[START Data for this exercise]
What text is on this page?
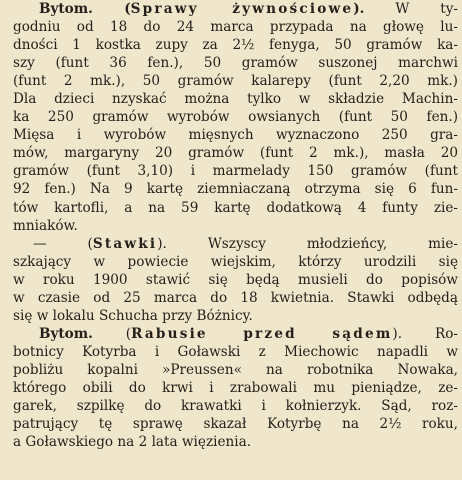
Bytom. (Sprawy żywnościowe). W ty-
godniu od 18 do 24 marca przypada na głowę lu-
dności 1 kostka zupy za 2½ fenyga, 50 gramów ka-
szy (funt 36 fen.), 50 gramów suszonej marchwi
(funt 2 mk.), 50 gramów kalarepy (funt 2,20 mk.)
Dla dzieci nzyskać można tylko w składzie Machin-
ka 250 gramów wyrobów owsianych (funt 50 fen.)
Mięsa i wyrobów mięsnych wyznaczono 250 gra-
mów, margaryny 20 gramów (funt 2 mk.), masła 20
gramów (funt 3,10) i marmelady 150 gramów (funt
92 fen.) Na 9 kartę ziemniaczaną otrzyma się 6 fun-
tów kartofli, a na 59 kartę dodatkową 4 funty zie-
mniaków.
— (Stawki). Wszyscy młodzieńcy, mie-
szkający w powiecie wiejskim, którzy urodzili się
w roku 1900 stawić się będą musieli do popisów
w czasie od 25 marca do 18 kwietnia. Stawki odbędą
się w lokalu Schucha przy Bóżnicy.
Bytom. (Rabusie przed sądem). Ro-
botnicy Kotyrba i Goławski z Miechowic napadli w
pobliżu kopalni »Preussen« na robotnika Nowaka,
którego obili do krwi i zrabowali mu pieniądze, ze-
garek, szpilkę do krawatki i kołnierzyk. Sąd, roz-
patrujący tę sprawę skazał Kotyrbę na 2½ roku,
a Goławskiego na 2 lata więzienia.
[END Data for this exercise]
| Aim |
Leave out the pictures and copy every record above exactly.

| Answer in full |
What text is on this page?
Bytom. (Sprawy żywnościowe). W ty-
godniu od 18 do 24 marca przypada na głowę lu-
dności 1 kostka zupy za 2½ fenyga, 50 gramów ka-
szy (funt 36 fen.), 50 gramów suszonej marchwi
(funt 2 mk.), 50 gramów kalarepy (funt 2,20 mk.)
Dla dzieci nzyskać można tylko w składzie Machin-
ka 250 gramów wyrobów owsianych (funt 50 fen.)
Mięsa i wyrobów mięsnych wyznaczono 250 gra-
mów, margaryny 20 gramów (funt 2 mk.), masła 20
gramów (funt 3,10) i marmelady 150 gramów (funt
92 fen.) Na 9 kartę ziemniaczaną otrzyma się 6 fun-
tów kartofli, a na 59 kartę dodatkową 4 funty zie-
mniaków.
— (Stawki). Wszyscy młodzieńcy, mie-
szkający w powiecie wiejskim, którzy urodzili się
w roku 1900 stawić się będą musieli do popisów
w czasie od 25 marca do 18 kwietnia. Stawki odbędą
się w lokalu Schucha przy Bóżnicy.
Bytom. (Rabusie przed sądem). Ro-
botnicy Kotyrba i Goławski z Miechowic napadli w
pobliżu kopalni »Preussen« na robotnika Nowaka,
którego obili do krwi i zrabowali mu pieniądze, ze-
garek, szpilkę do krawatki i kołnierzyk. Sąd, roz-
patrujący tę sprawę skazał Kotyrbę na 2½ roku,
a Goławskiego na 2 lata więzienia.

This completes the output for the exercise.